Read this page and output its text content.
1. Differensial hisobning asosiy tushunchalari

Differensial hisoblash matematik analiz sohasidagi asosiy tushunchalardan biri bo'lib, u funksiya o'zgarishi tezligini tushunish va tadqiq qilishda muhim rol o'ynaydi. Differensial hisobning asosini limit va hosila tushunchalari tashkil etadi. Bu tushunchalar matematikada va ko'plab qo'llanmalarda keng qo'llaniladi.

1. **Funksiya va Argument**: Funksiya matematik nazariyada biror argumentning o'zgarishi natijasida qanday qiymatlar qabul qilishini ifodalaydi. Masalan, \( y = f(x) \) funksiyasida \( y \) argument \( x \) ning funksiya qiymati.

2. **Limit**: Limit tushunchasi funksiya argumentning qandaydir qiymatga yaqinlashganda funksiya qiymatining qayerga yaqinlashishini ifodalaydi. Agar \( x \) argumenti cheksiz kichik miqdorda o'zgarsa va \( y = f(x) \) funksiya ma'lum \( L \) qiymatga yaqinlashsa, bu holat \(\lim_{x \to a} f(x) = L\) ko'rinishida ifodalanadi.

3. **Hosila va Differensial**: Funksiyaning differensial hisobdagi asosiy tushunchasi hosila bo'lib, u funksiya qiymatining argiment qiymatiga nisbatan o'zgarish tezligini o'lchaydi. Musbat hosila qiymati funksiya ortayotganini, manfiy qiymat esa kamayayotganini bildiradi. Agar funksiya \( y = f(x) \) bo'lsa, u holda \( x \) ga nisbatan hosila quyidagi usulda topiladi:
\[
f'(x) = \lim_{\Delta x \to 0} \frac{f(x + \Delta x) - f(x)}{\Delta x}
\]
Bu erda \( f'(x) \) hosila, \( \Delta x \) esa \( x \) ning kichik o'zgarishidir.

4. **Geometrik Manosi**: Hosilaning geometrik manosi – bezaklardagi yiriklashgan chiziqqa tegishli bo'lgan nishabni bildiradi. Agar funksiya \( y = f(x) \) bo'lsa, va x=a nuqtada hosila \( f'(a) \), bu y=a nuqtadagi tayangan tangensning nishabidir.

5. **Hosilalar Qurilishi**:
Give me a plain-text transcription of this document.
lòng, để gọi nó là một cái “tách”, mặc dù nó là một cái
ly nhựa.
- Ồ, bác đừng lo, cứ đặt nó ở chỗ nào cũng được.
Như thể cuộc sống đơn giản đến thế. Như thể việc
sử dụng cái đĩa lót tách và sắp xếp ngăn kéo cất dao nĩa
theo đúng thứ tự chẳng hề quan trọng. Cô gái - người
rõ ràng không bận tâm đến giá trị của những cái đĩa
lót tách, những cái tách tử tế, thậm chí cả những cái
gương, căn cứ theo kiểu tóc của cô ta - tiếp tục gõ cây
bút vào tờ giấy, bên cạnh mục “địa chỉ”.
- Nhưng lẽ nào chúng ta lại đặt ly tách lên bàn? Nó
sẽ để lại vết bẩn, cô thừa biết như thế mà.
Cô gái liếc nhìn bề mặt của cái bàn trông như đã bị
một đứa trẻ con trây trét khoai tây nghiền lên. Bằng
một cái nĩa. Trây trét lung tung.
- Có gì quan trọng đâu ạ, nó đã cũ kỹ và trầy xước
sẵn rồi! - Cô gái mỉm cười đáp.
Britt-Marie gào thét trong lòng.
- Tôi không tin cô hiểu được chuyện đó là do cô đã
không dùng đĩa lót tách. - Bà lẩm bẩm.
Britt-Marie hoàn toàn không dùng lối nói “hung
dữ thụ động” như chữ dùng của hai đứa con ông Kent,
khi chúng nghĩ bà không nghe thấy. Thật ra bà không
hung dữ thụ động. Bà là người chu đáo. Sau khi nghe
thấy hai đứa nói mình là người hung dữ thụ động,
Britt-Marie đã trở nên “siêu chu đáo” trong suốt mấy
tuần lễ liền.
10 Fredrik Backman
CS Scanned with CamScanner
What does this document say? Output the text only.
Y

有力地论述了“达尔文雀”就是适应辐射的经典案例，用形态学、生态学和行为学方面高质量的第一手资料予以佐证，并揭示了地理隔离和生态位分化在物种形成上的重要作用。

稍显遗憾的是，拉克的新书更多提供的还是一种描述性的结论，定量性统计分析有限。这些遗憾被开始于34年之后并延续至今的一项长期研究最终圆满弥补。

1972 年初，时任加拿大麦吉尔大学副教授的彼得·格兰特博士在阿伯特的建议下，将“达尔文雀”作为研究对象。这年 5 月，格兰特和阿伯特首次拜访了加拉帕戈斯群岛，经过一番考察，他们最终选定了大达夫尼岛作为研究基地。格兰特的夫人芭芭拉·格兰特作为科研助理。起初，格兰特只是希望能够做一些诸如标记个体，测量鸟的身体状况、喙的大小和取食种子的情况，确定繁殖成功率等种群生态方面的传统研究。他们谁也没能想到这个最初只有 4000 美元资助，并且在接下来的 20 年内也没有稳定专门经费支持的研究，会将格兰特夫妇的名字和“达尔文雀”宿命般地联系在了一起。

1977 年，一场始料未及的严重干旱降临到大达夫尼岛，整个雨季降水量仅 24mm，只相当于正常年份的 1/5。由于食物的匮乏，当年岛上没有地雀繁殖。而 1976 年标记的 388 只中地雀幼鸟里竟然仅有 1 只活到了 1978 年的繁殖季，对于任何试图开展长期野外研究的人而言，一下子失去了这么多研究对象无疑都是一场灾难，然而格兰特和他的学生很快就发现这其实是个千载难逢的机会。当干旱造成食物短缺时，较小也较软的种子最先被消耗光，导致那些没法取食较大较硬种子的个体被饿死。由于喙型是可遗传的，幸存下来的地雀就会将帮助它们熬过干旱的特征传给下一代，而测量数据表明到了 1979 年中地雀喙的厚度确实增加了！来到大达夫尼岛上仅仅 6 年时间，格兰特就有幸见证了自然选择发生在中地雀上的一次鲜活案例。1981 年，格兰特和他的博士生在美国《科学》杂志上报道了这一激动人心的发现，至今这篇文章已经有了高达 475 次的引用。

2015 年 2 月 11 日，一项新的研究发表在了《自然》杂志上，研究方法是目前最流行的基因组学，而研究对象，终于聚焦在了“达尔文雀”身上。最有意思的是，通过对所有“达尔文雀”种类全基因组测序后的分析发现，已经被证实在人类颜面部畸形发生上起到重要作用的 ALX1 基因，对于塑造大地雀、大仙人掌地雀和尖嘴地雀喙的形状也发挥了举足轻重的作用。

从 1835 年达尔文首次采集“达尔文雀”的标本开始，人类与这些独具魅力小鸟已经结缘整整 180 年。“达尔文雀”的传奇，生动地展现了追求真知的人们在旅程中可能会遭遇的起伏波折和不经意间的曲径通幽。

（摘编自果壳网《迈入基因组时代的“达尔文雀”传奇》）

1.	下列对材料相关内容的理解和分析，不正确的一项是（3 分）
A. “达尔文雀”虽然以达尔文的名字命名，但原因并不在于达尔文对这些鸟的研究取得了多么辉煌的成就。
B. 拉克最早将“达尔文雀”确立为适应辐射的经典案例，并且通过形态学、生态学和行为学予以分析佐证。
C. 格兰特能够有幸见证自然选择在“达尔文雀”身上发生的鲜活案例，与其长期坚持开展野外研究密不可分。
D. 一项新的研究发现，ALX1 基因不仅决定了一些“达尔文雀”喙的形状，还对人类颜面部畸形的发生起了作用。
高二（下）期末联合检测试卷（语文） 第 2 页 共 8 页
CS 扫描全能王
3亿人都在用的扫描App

────────────────

• What the task requires:
Only a number is needed: how many lines of the material above contain "Delta"?

• Problem solution:
2